╔══
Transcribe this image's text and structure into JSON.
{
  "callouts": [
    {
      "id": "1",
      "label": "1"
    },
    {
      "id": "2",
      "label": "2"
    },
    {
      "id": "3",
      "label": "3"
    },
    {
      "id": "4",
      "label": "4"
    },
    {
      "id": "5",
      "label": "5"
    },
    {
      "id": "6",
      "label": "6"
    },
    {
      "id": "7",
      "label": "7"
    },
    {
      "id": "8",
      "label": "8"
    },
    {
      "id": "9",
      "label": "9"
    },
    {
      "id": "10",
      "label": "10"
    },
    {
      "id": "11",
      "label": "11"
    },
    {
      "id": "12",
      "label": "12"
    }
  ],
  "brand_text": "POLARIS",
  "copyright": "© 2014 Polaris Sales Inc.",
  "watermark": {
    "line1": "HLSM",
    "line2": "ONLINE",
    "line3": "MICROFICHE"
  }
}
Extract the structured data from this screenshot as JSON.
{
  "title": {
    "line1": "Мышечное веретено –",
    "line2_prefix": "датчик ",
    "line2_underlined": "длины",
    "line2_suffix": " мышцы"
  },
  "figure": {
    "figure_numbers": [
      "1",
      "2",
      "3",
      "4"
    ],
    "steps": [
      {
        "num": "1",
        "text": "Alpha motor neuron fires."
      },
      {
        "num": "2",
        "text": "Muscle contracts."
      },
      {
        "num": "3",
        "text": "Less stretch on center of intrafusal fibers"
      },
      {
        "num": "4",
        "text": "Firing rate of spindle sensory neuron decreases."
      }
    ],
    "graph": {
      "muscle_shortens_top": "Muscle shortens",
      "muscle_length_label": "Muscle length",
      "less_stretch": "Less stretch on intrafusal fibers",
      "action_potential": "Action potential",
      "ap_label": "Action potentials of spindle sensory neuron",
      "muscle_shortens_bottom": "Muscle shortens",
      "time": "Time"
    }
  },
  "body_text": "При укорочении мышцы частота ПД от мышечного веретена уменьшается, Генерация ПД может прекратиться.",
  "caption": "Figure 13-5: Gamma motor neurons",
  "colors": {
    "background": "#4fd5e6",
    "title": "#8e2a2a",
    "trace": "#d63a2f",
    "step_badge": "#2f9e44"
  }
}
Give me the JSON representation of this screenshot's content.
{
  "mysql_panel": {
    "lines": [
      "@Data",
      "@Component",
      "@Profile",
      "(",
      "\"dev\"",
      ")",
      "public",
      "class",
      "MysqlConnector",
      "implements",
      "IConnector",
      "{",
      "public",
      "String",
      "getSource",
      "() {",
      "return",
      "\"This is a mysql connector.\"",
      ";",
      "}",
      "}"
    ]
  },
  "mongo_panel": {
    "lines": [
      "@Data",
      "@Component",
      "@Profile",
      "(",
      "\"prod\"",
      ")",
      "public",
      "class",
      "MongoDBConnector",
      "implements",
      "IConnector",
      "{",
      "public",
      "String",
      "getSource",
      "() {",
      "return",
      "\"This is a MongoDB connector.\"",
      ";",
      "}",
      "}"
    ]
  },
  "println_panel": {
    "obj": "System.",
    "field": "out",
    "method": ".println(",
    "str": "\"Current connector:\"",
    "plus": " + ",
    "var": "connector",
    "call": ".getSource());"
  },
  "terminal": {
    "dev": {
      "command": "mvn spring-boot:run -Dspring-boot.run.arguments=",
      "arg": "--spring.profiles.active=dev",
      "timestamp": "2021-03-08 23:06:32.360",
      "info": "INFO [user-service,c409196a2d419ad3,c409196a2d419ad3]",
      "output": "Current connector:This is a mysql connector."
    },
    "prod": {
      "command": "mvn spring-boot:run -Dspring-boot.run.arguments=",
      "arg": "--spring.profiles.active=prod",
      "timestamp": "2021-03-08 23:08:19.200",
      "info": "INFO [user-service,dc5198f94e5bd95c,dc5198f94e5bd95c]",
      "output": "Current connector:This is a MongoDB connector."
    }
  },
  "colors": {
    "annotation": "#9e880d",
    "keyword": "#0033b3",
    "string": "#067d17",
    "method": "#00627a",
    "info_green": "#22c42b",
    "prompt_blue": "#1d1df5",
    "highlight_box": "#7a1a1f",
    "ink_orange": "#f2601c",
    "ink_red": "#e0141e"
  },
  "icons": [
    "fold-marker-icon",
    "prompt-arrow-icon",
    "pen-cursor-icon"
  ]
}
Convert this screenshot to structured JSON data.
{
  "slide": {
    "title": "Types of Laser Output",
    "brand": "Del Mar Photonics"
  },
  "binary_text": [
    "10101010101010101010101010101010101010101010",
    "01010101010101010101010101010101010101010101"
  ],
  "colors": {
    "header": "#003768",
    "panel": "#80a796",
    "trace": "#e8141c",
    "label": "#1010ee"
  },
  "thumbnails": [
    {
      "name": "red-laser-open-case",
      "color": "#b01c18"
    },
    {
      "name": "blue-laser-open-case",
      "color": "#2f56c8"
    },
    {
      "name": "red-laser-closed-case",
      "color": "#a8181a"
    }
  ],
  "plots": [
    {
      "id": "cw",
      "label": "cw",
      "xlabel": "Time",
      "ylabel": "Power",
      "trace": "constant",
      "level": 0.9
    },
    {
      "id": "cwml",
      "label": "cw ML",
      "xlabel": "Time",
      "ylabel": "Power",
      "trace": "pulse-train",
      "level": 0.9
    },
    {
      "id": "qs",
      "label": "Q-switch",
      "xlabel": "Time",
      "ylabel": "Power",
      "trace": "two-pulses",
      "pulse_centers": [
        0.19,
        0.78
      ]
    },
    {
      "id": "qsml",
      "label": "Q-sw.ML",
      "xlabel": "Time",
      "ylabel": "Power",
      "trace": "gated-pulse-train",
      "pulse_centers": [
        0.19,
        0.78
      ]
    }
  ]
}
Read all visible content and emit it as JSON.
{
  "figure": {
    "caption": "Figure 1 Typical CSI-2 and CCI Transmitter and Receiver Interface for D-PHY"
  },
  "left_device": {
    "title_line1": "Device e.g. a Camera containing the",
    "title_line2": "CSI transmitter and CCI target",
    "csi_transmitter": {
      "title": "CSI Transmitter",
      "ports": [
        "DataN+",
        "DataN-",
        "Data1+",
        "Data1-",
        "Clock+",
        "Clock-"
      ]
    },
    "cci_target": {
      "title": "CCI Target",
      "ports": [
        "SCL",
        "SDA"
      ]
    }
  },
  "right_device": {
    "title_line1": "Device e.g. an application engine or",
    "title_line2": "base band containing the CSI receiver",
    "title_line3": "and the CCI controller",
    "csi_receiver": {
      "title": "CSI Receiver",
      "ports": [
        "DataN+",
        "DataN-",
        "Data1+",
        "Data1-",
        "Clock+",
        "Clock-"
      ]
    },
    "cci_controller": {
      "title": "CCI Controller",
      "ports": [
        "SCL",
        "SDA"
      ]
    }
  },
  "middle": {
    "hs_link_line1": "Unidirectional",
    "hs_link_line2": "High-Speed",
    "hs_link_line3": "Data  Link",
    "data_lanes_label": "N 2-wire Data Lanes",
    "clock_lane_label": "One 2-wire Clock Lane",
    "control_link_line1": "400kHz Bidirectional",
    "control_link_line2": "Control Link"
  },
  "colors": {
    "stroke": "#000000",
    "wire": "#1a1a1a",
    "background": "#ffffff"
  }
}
╚══
- **What the exercise asks**
Copy the material above verbatim.

- **Full answer**
Transcribe this image's text and structure into JSON.
{
  "callouts": [
    {
      "id": "1",
      "label": "1"
    },
    {
      "id": "2",
      "label": "2"
    },
    {
      "id": "3",
      "label": "3"
    },
    {
      "id": "4",
      "label": "4"
    },
    {
      "id": "5",
      "label": "5"
    },
    {
      "id": "6",
      "label": "6"
    },
    {
      "id": "7",
      "label": "7"
    },
    {
      "id": "8",
      "label": "8"
    },
    {
      "id": "9",
      "label": "9"
    },
    {
      "id": "10",
      "label": "10"
    },
    {
      "id": "11",
      "label": "11"
    },
    {
      "id": "12",
      "label": "12"
    }
  ],
  "brand_text": "POLARIS",
  "copyright": "© 2014 Polaris Sales Inc.",
  "watermark": {
    "line1": "HLSM",
    "line2": "ONLINE",
    "line3": "MICROFICHE"
  }
}
Extract the structured data from this screenshot as JSON.
{
  "title": {
    "line1": "Мышечное веретено –",
    "line2_prefix": "датчик ",
    "line2_underlined": "длины",
    "line2_suffix": " мышцы"
  },
  "figure": {
    "figure_numbers": [
      "1",
      "2",
      "3",
      "4"
    ],
    "steps": [
      {
        "num": "1",
        "text": "Alpha motor neuron fires."
      },
      {
        "num": "2",
        "text": "Muscle contracts."
      },
      {
        "num": "3",
        "text": "Less stretch on center of intrafusal fibers"
      },
      {
        "num": "4",
        "text": "Firing rate of spindle sensory neuron decreases."
      }
    ],
    "graph": {
      "muscle_shortens_top": "Muscle shortens",
      "muscle_length_label": "Muscle length",
      "less_stretch": "Less stretch on intrafusal fibers",
      "action_potential": "Action potential",
      "ap_label": "Action potentials of spindle sensory neuron",
      "muscle_shortens_bottom": "Muscle shortens",
      "time": "Time"
    }
  },
  "body_text": "При укорочении мышцы частота ПД от мышечного веретена уменьшается, Генерация ПД может прекратиться.",
  "caption": "Figure 13-5: Gamma motor neurons",
  "colors": {
    "background": "#4fd5e6",
    "title": "#8e2a2a",
    "trace": "#d63a2f",
    "step_badge": "#2f9e44"
  }
}
Give me the JSON representation of this screenshot's content.
{
  "mysql_panel": {
    "lines": [
      "@Data",
      "@Component",
      "@Profile",
      "(",
      "\"dev\"",
      ")",
      "public",
      "class",
      "MysqlConnector",
      "implements",
      "IConnector",
      "{",
      "public",
      "String",
      "getSource",
      "() {",
      "return",
      "\"This is a mysql connector.\"",
      ";",
      "}",
      "}"
    ]
  },
  "mongo_panel": {
    "lines": [
      "@Data",
      "@Component",
      "@Profile",
      "(",
      "\"prod\"",
      ")",
      "public",
      "class",
      "MongoDBConnector",
      "implements",
      "IConnector",
      "{",
      "public",
      "String",
      "getSource",
      "() {",
      "return",
      "\"This is a MongoDB connector.\"",
      ";",
      "}",
      "}"
    ]
  },
  "println_panel": {
    "obj": "System.",
    "field": "out",
    "method": ".println(",
    "str": "\"Current connector:\"",
    "plus": " + ",
    "var": "connector",
    "call": ".getSource());"
  },
  "terminal": {
    "dev": {
      "command": "mvn spring-boot:run -Dspring-boot.run.arguments=",
      "arg": "--spring.profiles.active=dev",
      "timestamp": "2021-03-08 23:06:32.360",
      "info": "INFO [user-service,c409196a2d419ad3,c409196a2d419ad3]",
      "output": "Current connector:This is a mysql connector."
    },
    "prod": {
      "command": "mvn spring-boot:run -Dspring-boot.run.arguments=",
      "arg": "--spring.profiles.active=prod",
      "timestamp": "2021-03-08 23:08:19.200",
      "info": "INFO [user-service,dc5198f94e5bd95c,dc5198f94e5bd95c]",
      "output": "Current connector:This is a MongoDB connector."
    }
  },
  "colors": {
    "annotation": "#9e880d",
    "keyword": "#0033b3",
    "string": "#067d17",
    "method": "#00627a",
    "info_green": "#22c42b",
    "prompt_blue": "#1d1df5",
    "highlight_box": "#7a1a1f",
    "ink_orange": "#f2601c",
    "ink_red": "#e0141e"
  },
  "icons": [
    "fold-marker-icon",
    "prompt-arrow-icon",
    "pen-cursor-icon"
  ]
}
Convert this screenshot to structured JSON data.
{
  "slide": {
    "title": "Types of Laser Output",
    "brand": "Del Mar Photonics"
  },
  "binary_text": [
    "10101010101010101010101010101010101010101010",
    "01010101010101010101010101010101010101010101"
  ],
  "colors": {
    "header": "#003768",
    "panel": "#80a796",
    "trace": "#e8141c",
    "label": "#1010ee"
  },
  "thumbnails": [
    {
      "name": "red-laser-open-case",
      "color": "#b01c18"
    },
    {
      "name": "blue-laser-open-case",
      "color": "#2f56c8"
    },
    {
      "name": "red-laser-closed-case",
      "color": "#a8181a"
    }
  ],
  "plots": [
    {
      "id": "cw",
      "label": "cw",
      "xlabel": "Time",
      "ylabel": "Power",
      "trace": "constant",
      "level": 0.9
    },
    {
      "id": "cwml",
      "label": "cw ML",
      "xlabel": "Time",
      "ylabel": "Power",
      "trace": "pulse-train",
      "level": 0.9
    },
    {
      "id": "qs",
      "label": "Q-switch",
      "xlabel": "Time",
      "ylabel": "Power",
      "trace": "two-pulses",
      "pulse_centers": [
        0.19,
        0.78
      ]
    },
    {
      "id": "qsml",
      "label": "Q-sw.ML",
      "xlabel": "Time",
      "ylabel": "Power",
      "trace": "gated-pulse-train",
      "pulse_centers": [
        0.19,
        0.78
      ]
    }
  ]
}
Read all visible content and emit it as JSON.
{
  "figure": {
    "caption": "Figure 1 Typical CSI-2 and CCI Transmitter and Receiver Interface for D-PHY"
  },
  "left_device": {
    "title_line1": "Device e.g. a Camera containing the",
    "title_line2": "CSI transmitter and CCI target",
    "csi_transmitter": {
      "title": "CSI Transmitter",
      "ports": [
        "DataN+",
        "DataN-",
        "Data1+",
        "Data1-",
        "Clock+",
        "Clock-"
      ]
    },
    "cci_target": {
      "title": "CCI Target",
      "ports": [
        "SCL",
        "SDA"
      ]
    }
  },
  "right_device": {
    "title_line1": "Device e.g. an application engine or",
    "title_line2": "base band containing the CSI receiver",
    "title_line3": "and the CCI controller",
    "csi_receiver": {
      "title": "CSI Receiver",
      "ports": [
        "DataN+",
        "DataN-",
        "Data1+",
        "Data1-",
        "Clock+",
        "Clock-"
      ]
    },
    "cci_controller": {
      "title": "CCI Controller",
      "ports": [
        "SCL",
        "SDA"
      ]
    }
  },
  "middle": {
    "hs_link_line1": "Unidirectional",
    "hs_link_line2": "High-Speed",
    "hs_link_line3": "Data  Link",
    "data_lanes_label": "N 2-wire Data Lanes",
    "clock_lane_label": "One 2-wire Clock Lane",
    "control_link_line1": "400kHz Bidirectional",
    "control_link_line2": "Control Link"
  },
  "colors": {
    "stroke": "#000000",
    "wire": "#1a1a1a",
    "background": "#ffffff"
  }
}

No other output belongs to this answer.